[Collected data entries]
-- start --

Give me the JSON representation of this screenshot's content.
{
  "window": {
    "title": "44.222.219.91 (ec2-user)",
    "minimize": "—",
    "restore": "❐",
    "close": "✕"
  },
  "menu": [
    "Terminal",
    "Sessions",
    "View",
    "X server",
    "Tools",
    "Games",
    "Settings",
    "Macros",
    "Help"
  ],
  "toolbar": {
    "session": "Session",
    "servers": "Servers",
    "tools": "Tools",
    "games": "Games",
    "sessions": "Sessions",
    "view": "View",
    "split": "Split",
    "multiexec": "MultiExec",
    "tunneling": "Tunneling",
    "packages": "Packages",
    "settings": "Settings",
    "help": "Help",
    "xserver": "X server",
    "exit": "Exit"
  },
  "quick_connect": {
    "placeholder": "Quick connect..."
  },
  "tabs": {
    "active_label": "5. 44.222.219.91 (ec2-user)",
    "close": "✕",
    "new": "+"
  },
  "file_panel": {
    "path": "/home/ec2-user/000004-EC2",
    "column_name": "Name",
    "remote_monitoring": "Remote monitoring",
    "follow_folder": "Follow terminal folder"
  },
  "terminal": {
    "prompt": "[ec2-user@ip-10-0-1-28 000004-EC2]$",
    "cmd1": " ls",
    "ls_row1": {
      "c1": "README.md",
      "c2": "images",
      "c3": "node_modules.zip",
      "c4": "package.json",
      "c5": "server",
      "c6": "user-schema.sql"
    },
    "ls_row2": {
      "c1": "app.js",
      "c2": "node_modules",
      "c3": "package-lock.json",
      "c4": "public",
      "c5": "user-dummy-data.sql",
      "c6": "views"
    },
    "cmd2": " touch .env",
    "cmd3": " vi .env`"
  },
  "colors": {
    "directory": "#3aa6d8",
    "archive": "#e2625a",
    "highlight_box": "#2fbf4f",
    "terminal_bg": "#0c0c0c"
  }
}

-- end --

> **Exercise goal**:
From the listing above, extract every line exactly as it stands.

> **Response to the task**:
Give me the JSON representation of this screenshot's content.
{
  "window": {
    "title": "44.222.219.91 (ec2-user)",
    "minimize": "—",
    "restore": "❐",
    "close": "✕"
  },
  "menu": [
    "Terminal",
    "Sessions",
    "View",
    "X server",
    "Tools",
    "Games",
    "Settings",
    "Macros",
    "Help"
  ],
  "toolbar": {
    "session": "Session",
    "servers": "Servers",
    "tools": "Tools",
    "games": "Games",
    "sessions": "Sessions",
    "view": "View",
    "split": "Split",
    "multiexec": "MultiExec",
    "tunneling": "Tunneling",
    "packages": "Packages",
    "settings": "Settings",
    "help": "Help",
    "xserver": "X server",
    "exit": "Exit"
  },
  "quick_connect": {
    "placeholder": "Quick connect..."
  },
  "tabs": {
    "active_label": "5. 44.222.219.91 (ec2-user)",
    "close": "✕",
    "new": "+"
  },
  "file_panel": {
    "path": "/home/ec2-user/000004-EC2",
    "column_name": "Name",
    "remote_monitoring": "Remote monitoring",
    "follow_folder": "Follow terminal folder"
  },
  "terminal": {
    "prompt": "[ec2-user@ip-10-0-1-28 000004-EC2]$",
    "cmd1": " ls",
    "ls_row1": {
      "c1": "README.md",
      "c2": "images",
      "c3": "node_modules.zip",
      "c4": "package.json",
      "c5": "server",
      "c6": "user-schema.sql"
    },
    "ls_row2": {
      "c1": "app.js",
      "c2": "node_modules",
      "c3": "package-lock.json",
      "c4": "public",
      "c5": "user-dummy-data.sql",
      "c6": "views"
    },
    "cmd2": " touch .env",
    "cmd3": " vi .env`"
  },
  "colors": {
    "directory": "#3aa6d8",
    "archive": "#e2625a",
    "highlight_box": "#2fbf4f",
    "terminal_bg": "#0c0c0c"
  }
}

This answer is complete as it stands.